> _TO DO_
Below are some entries. Work out how many of their lines hold the word "models", and write that number alone.

[Records from a data collection]
** Start **

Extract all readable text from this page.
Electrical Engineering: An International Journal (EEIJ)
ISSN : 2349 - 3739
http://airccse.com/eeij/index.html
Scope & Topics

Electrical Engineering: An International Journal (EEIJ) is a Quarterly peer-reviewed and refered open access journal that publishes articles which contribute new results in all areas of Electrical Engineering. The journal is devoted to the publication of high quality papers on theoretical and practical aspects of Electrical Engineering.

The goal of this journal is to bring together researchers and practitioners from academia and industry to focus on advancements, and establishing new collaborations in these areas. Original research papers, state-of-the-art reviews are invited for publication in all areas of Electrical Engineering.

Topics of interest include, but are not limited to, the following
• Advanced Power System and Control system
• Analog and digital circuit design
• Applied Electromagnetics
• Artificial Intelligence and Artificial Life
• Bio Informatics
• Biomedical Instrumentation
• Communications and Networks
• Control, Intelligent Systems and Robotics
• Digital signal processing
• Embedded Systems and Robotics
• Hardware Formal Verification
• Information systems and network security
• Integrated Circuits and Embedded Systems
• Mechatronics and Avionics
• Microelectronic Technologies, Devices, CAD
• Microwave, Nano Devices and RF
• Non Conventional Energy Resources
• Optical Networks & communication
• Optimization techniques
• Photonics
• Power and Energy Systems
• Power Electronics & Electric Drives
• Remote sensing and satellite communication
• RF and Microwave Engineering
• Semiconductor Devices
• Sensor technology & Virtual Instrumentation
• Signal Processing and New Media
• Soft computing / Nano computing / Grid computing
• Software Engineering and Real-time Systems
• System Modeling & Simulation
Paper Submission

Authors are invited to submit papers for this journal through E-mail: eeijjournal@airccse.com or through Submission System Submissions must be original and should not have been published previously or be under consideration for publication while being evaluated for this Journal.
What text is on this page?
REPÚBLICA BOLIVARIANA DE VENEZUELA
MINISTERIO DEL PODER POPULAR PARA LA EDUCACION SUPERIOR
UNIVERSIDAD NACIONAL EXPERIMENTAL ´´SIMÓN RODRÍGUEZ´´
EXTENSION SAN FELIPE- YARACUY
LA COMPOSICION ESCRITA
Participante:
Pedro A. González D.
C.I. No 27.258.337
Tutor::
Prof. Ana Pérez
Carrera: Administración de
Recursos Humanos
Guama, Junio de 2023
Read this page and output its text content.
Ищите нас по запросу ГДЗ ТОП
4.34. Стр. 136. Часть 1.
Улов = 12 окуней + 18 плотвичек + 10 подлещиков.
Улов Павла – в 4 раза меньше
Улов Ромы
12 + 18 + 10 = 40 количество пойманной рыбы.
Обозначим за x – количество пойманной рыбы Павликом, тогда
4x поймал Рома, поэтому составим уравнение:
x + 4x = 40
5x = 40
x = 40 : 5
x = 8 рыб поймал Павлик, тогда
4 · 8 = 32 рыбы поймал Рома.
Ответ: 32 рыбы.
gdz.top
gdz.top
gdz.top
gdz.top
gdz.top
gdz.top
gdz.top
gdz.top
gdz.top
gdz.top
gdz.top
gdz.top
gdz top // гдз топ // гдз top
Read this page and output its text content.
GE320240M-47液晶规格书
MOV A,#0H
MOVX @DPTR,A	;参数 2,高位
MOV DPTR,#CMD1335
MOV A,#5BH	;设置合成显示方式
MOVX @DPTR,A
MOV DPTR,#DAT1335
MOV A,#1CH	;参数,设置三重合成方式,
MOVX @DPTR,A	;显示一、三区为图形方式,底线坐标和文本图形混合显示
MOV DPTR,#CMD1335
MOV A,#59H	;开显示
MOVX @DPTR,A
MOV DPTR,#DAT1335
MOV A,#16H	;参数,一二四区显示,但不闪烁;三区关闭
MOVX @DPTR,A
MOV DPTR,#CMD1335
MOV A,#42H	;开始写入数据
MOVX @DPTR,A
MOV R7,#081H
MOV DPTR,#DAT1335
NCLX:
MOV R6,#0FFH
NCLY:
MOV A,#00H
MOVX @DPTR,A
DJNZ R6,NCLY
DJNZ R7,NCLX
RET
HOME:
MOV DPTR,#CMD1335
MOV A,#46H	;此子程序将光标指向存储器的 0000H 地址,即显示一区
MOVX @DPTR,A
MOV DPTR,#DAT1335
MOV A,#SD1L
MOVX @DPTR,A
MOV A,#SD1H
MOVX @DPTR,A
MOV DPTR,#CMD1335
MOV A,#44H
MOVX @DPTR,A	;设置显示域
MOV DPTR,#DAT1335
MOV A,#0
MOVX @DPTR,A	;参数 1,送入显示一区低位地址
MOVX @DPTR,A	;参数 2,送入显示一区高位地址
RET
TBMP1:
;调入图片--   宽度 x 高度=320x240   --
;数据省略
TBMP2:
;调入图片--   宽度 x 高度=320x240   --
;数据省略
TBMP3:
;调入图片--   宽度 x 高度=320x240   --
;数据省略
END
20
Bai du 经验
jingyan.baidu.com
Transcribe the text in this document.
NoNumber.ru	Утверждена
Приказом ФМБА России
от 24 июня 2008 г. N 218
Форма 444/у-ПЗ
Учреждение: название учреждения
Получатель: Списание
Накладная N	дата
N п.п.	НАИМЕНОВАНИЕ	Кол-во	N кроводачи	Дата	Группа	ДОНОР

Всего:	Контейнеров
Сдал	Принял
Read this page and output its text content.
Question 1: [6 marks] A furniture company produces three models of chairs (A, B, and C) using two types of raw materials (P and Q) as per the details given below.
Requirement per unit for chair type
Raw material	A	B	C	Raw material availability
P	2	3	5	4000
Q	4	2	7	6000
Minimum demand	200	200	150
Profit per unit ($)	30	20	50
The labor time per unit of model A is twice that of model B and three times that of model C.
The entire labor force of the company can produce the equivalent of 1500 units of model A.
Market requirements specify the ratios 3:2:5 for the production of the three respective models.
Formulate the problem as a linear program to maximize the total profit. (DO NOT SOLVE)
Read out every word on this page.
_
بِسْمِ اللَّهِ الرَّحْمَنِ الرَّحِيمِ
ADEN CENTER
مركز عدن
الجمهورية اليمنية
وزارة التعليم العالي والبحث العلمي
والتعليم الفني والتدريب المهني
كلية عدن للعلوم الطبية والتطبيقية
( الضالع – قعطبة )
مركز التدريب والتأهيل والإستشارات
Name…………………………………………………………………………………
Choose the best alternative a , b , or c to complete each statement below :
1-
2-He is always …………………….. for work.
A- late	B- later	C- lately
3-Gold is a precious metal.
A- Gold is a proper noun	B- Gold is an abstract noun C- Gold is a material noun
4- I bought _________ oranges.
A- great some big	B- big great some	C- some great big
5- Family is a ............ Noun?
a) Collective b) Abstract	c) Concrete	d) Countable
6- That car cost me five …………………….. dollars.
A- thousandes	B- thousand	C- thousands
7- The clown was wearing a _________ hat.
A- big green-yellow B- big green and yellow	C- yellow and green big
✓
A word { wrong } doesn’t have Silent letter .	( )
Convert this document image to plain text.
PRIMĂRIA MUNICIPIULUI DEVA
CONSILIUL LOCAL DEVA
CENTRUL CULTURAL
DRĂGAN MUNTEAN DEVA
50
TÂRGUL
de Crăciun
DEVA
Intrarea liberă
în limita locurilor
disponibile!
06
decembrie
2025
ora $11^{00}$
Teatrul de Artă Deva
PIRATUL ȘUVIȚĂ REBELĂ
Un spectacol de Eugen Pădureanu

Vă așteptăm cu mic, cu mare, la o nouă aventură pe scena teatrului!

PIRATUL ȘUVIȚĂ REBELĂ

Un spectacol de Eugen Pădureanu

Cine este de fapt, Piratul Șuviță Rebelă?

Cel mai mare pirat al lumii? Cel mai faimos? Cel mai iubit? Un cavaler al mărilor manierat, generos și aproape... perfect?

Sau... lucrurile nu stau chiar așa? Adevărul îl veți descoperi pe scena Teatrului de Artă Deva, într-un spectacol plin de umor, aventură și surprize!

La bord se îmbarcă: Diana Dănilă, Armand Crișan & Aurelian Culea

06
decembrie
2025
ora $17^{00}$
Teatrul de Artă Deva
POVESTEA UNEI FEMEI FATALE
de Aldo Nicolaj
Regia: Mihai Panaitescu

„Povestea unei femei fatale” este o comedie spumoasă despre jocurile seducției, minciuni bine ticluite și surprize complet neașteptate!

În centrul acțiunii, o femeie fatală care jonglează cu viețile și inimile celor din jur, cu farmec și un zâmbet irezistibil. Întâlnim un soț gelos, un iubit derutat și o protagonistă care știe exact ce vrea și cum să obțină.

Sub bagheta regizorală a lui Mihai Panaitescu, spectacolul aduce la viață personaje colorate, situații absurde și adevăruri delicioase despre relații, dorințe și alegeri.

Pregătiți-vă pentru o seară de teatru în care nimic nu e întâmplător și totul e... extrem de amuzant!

** End **

> _RESULT_
2